** start **

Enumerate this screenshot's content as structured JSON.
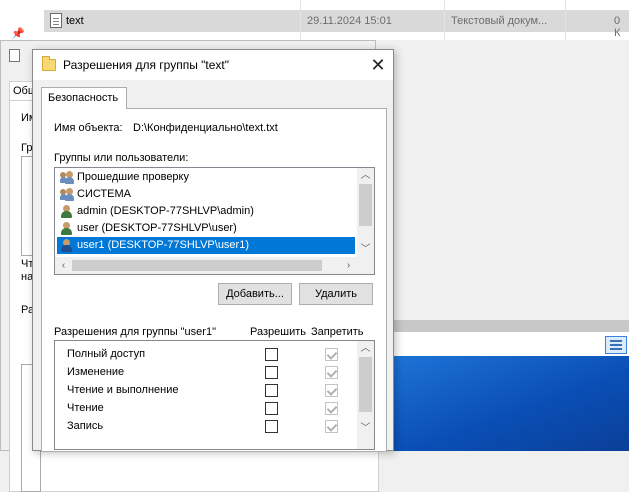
{
  "explorer": {
    "file_name": "text",
    "file_date": "29.11.2024 15:01",
    "file_type": "Текстовый докум...",
    "file_size": "0 К"
  },
  "back_window": {
    "tab_label": "Общ",
    "label_1": "Им",
    "label_2": "Гр",
    "label_3": "Чт",
    "label_4": "на",
    "label_5": "Ра"
  },
  "dialog": {
    "title": "Разрешения для группы \"text\"",
    "close_glyph": "✕",
    "tab": "Безопасность",
    "object_label": "Имя объекта:",
    "object_value": "D:\\Конфиденциально\\text.txt",
    "groups_label": "Группы или пользователи:",
    "users": [
      {
        "name": "Прошедшие проверку",
        "icon": "group-icon"
      },
      {
        "name": "СИСТЕМА",
        "icon": "group-icon"
      },
      {
        "name": "admin (DESKTOP-77SHLVP\\admin)",
        "icon": "user-icon"
      },
      {
        "name": "user (DESKTOP-77SHLVP\\user)",
        "icon": "user-icon"
      },
      {
        "name": "user1 (DESKTOP-77SHLVP\\user1)",
        "icon": "user-icon",
        "selected": true
      }
    ],
    "add_button": "Добавить...",
    "remove_button": "Удалить",
    "perm_header": "Разрешения для группы \"user1\"",
    "allow_header": "Разрешить",
    "deny_header": "Запретить",
    "permissions": [
      {
        "name": "Полный доступ",
        "allow": false,
        "deny": true
      },
      {
        "name": "Изменение",
        "allow": false,
        "deny": true
      },
      {
        "name": "Чтение и выполнение",
        "allow": false,
        "deny": true
      },
      {
        "name": "Чтение",
        "allow": false,
        "deny": true
      },
      {
        "name": "Запись",
        "allow": false,
        "deny": true
      }
    ]
  }
}
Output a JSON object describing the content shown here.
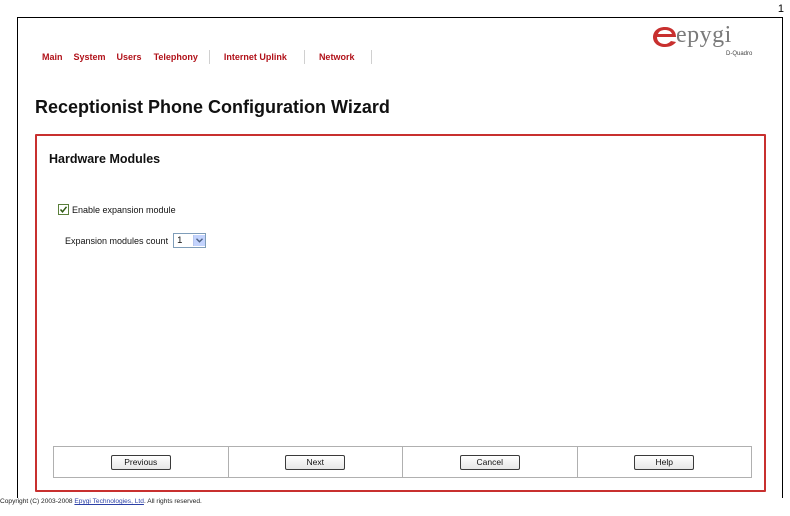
{
  "page_number": "1",
  "nav": {
    "items": [
      "Main",
      "System",
      "Users",
      "Telephony",
      "Internet Uplink",
      "Network"
    ]
  },
  "logo": {
    "word": "epygi",
    "subtitle": "D-Quadro"
  },
  "title": "Receptionist Phone Configuration Wizard",
  "panel": {
    "title": "Hardware Modules",
    "enable_label": "Enable expansion module",
    "enable_checked": true,
    "count_label": "Expansion modules count",
    "count_value": "1"
  },
  "buttons": {
    "previous": "Previous",
    "next": "Next",
    "cancel": "Cancel",
    "help": "Help"
  },
  "footer": {
    "prefix": "Copyright (C) 2003-2008 ",
    "company": "Epygi Technologies, Ltd",
    "suffix": ". All rights reserved."
  },
  "colors": {
    "accent": "#c8302f",
    "menu": "#b1121a"
  }
}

** end **

Output the records above exactly as they are, leaving out the pictures.

Enumerate this screenshot's content as structured JSON.
{
  "explorer": {
    "file_name": "text",
    "file_date": "29.11.2024 15:01",
    "file_type": "Текстовый докум...",
    "file_size": "0 К"
  },
  "back_window": {
    "tab_label": "Общ",
    "label_1": "Им",
    "label_2": "Гр",
    "label_3": "Чт",
    "label_4": "на",
    "label_5": "Ра"
  },
  "dialog": {
    "title": "Разрешения для группы \"text\"",
    "close_glyph": "✕",
    "tab": "Безопасность",
    "object_label": "Имя объекта:",
    "object_value": "D:\\Конфиденциально\\text.txt",
    "groups_label": "Группы или пользователи:",
    "users": [
      {
        "name": "Прошедшие проверку",
        "icon": "group-icon"
      },
      {
        "name": "СИСТЕМА",
        "icon": "group-icon"
      },
      {
        "name": "admin (DESKTOP-77SHLVP\\admin)",
        "icon": "user-icon"
      },
      {
        "name": "user (DESKTOP-77SHLVP\\user)",
        "icon": "user-icon"
      },
      {
        "name": "user1 (DESKTOP-77SHLVP\\user1)",
        "icon": "user-icon",
        "selected": true
      }
    ],
    "add_button": "Добавить...",
    "remove_button": "Удалить",
    "perm_header": "Разрешения для группы \"user1\"",
    "allow_header": "Разрешить",
    "deny_header": "Запретить",
    "permissions": [
      {
        "name": "Полный доступ",
        "allow": false,
        "deny": true
      },
      {
        "name": "Изменение",
        "allow": false,
        "deny": true
      },
      {
        "name": "Чтение и выполнение",
        "allow": false,
        "deny": true
      },
      {
        "name": "Чтение",
        "allow": false,
        "deny": true
      },
      {
        "name": "Запись",
        "allow": false,
        "deny": true
      }
    ]
  }
}
Output a JSON object describing the content shown here.
{
  "page_number": "1",
  "nav": {
    "items": [
      "Main",
      "System",
      "Users",
      "Telephony",
      "Internet Uplink",
      "Network"
    ]
  },
  "logo": {
    "word": "epygi",
    "subtitle": "D-Quadro"
  },
  "title": "Receptionist Phone Configuration Wizard",
  "panel": {
    "title": "Hardware Modules",
    "enable_label": "Enable expansion module",
    "enable_checked": true,
    "count_label": "Expansion modules count",
    "count_value": "1"
  },
  "buttons": {
    "previous": "Previous",
    "next": "Next",
    "cancel": "Cancel",
    "help": "Help"
  },
  "footer": {
    "prefix": "Copyright (C) 2003-2008 ",
    "company": "Epygi Technologies, Ltd",
    "suffix": ". All rights reserved."
  },
  "colors": {
    "accent": "#c8302f",
    "menu": "#b1121a"
  }
}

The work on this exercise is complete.